[Entries from a dataset]

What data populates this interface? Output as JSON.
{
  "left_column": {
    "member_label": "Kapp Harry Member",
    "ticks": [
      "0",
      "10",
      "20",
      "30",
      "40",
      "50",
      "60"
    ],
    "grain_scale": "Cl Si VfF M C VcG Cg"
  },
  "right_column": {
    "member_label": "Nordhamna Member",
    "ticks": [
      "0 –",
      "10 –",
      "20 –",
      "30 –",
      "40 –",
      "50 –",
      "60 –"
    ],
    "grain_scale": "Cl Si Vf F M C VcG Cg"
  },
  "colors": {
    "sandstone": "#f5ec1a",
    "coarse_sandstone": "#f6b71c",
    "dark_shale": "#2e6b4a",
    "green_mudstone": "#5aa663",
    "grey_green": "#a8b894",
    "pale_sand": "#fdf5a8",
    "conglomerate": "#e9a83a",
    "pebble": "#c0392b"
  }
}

(TO BE DONE) Extract the whole listing, character for character.

(FULL SOLUTION)
What data populates this interface? Output as JSON.
{
  "left_column": {
    "member_label": "Kapp Harry Member",
    "ticks": [
      "0",
      "10",
      "20",
      "30",
      "40",
      "50",
      "60"
    ],
    "grain_scale": "Cl Si VfF M C VcG Cg"
  },
  "right_column": {
    "member_label": "Nordhamna Member",
    "ticks": [
      "0 –",
      "10 –",
      "20 –",
      "30 –",
      "40 –",
      "50 –",
      "60 –"
    ],
    "grain_scale": "Cl Si Vf F M C VcG Cg"
  },
  "colors": {
    "sandstone": "#f5ec1a",
    "coarse_sandstone": "#f6b71c",
    "dark_shale": "#2e6b4a",
    "green_mudstone": "#5aa663",
    "grey_green": "#a8b894",
    "pale_sand": "#fdf5a8",
    "conglomerate": "#e9a83a",
    "pebble": "#c0392b"
  }
}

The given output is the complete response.